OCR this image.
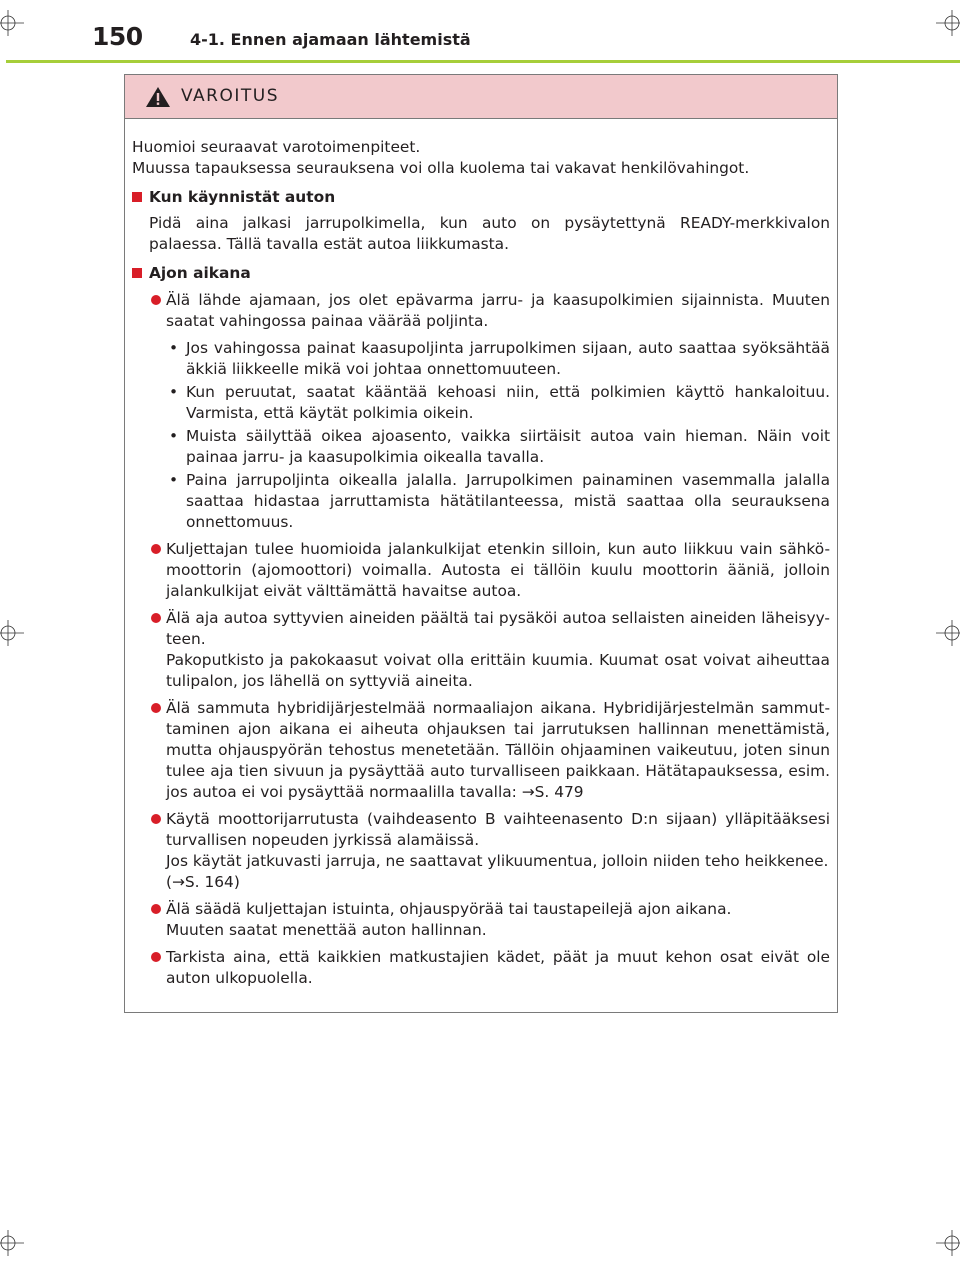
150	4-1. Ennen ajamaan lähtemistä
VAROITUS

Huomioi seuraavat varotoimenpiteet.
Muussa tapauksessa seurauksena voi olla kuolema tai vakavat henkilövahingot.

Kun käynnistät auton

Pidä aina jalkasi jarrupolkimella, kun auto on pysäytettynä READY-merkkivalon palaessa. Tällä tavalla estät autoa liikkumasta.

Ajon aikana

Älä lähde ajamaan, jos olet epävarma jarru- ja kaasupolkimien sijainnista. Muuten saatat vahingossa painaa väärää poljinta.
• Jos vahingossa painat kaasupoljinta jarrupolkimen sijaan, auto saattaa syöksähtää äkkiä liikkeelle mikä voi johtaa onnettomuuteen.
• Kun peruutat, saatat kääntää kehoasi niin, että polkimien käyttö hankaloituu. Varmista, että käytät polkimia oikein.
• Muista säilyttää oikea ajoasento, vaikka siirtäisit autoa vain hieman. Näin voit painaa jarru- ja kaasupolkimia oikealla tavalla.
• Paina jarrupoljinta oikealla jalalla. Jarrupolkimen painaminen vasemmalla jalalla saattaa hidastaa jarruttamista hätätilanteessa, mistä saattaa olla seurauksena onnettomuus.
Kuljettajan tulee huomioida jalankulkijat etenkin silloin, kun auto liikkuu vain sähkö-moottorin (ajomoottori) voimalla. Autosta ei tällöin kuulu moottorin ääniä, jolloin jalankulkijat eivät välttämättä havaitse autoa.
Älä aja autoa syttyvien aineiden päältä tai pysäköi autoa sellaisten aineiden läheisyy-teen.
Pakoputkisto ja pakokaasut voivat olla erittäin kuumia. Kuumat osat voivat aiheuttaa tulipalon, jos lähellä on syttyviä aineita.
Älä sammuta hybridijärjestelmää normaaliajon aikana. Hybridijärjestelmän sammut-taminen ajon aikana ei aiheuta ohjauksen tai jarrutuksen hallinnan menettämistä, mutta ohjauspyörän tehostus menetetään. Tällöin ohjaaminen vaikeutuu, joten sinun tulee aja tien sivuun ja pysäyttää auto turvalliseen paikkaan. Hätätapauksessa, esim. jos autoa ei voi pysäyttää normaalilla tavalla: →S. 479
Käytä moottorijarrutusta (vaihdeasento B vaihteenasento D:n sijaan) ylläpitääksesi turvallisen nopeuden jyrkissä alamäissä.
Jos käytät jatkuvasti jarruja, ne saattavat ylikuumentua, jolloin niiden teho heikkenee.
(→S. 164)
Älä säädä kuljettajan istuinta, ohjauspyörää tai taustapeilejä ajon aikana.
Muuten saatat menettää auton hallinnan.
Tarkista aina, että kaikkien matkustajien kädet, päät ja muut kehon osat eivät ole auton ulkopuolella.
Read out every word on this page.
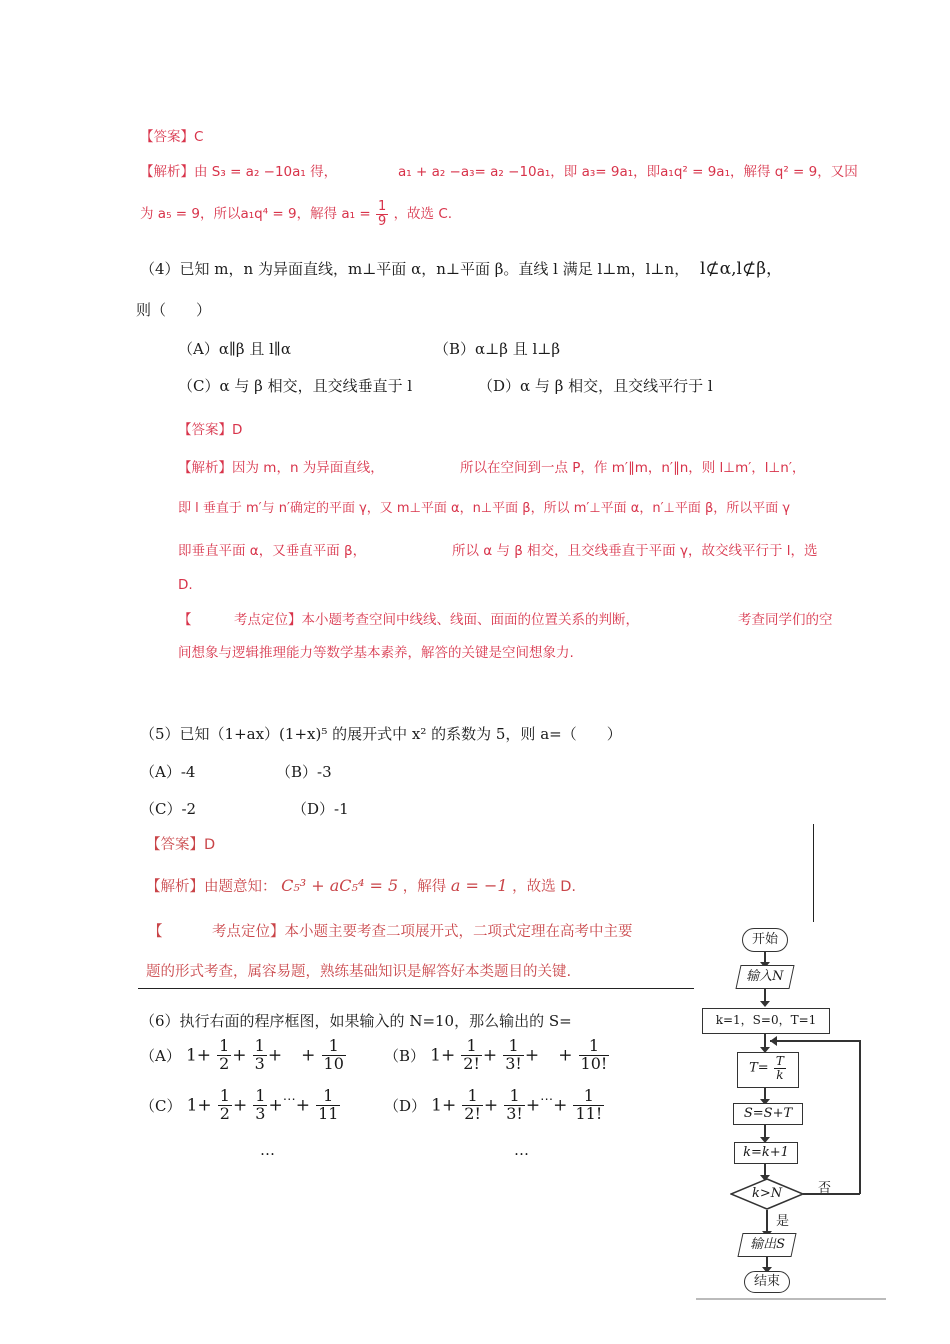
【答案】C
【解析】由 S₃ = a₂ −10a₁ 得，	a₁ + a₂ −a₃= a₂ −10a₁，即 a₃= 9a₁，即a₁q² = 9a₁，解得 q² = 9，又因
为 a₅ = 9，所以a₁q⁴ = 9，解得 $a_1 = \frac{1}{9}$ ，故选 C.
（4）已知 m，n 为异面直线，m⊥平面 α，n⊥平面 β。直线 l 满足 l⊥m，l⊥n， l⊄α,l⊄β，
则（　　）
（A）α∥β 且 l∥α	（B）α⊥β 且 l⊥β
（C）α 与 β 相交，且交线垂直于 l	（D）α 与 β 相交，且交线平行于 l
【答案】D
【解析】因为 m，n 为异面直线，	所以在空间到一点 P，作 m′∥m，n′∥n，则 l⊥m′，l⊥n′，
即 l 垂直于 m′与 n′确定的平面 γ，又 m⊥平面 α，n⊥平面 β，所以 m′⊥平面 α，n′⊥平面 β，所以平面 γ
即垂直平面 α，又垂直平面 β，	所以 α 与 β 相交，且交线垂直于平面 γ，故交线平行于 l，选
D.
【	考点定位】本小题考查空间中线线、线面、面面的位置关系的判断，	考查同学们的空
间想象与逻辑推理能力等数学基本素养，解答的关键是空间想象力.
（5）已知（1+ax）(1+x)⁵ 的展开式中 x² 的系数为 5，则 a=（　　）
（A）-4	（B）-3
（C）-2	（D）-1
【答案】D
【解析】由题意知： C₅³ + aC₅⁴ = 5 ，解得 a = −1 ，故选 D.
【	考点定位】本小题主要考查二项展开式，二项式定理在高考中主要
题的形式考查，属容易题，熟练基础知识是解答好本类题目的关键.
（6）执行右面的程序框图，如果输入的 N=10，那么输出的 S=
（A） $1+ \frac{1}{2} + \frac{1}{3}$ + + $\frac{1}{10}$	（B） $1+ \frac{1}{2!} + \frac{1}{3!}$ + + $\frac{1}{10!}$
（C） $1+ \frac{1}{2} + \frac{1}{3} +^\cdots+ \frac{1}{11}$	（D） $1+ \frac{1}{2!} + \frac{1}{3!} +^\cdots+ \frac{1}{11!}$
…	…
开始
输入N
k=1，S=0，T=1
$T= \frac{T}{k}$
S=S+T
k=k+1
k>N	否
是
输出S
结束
__________
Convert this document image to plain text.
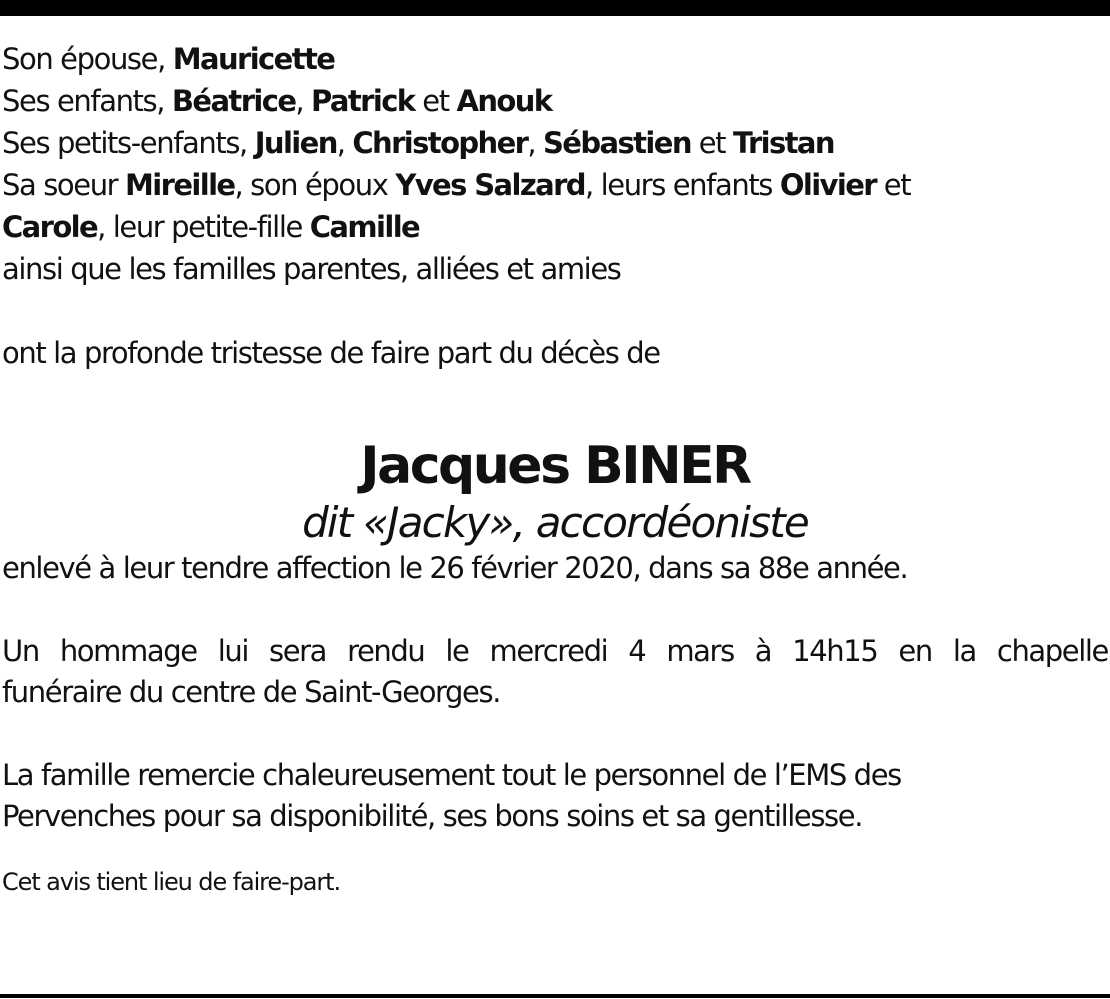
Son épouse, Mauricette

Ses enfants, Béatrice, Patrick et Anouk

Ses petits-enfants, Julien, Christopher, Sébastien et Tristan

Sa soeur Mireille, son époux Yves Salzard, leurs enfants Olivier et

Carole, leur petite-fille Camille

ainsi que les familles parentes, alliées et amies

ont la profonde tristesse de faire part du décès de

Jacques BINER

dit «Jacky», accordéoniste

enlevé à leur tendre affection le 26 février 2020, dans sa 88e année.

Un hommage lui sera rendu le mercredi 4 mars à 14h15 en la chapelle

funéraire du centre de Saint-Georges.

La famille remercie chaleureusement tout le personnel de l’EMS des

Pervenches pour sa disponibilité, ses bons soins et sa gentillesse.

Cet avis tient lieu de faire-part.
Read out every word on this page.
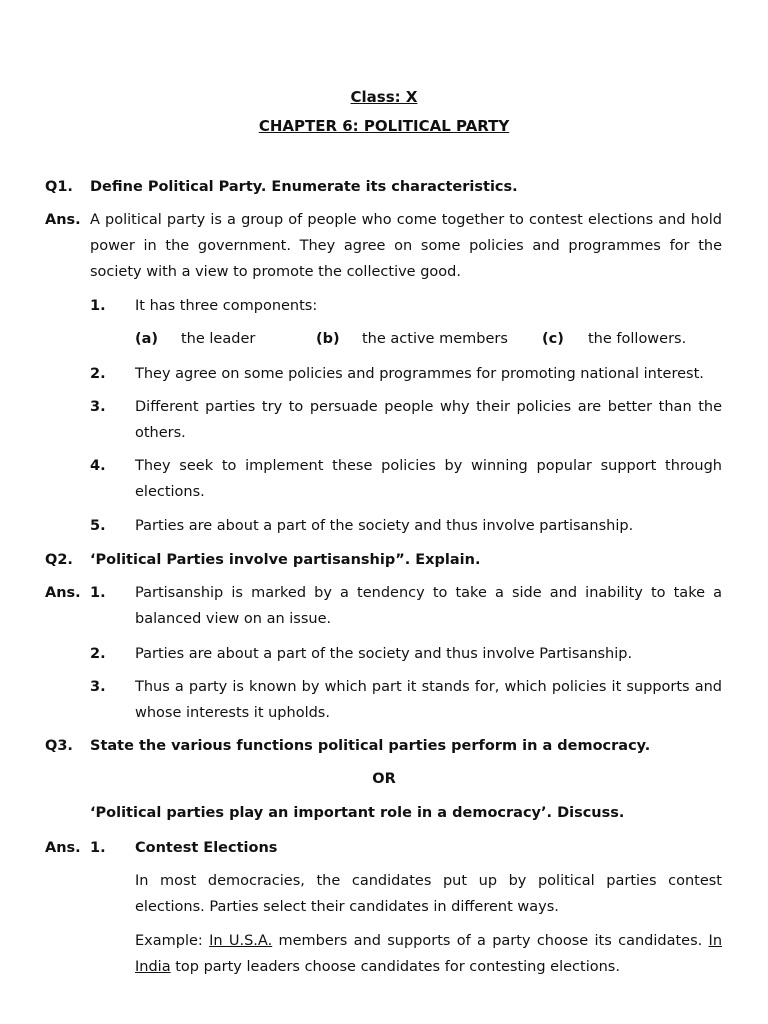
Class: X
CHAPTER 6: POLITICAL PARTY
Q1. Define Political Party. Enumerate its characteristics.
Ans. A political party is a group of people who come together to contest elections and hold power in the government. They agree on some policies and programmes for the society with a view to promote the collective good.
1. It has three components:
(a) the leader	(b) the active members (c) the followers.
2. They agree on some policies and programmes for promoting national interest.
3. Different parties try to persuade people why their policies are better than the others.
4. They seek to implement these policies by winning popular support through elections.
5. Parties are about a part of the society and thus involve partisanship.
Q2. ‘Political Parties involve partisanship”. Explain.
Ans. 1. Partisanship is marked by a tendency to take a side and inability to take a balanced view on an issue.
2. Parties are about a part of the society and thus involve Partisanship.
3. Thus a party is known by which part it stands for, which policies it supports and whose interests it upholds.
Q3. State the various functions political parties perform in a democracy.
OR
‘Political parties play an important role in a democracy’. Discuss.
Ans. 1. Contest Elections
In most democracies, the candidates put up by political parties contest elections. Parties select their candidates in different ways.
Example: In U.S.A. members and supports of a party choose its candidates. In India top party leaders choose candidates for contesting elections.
__________
→ Exercise instructions
Look for the word "about" in every line of the listing and copy the lines that have it.

→ Written solution
5. Parties are about a part of the society and thus involve partisanship.
2. Parties are about a part of the society and thus involve Partisanship.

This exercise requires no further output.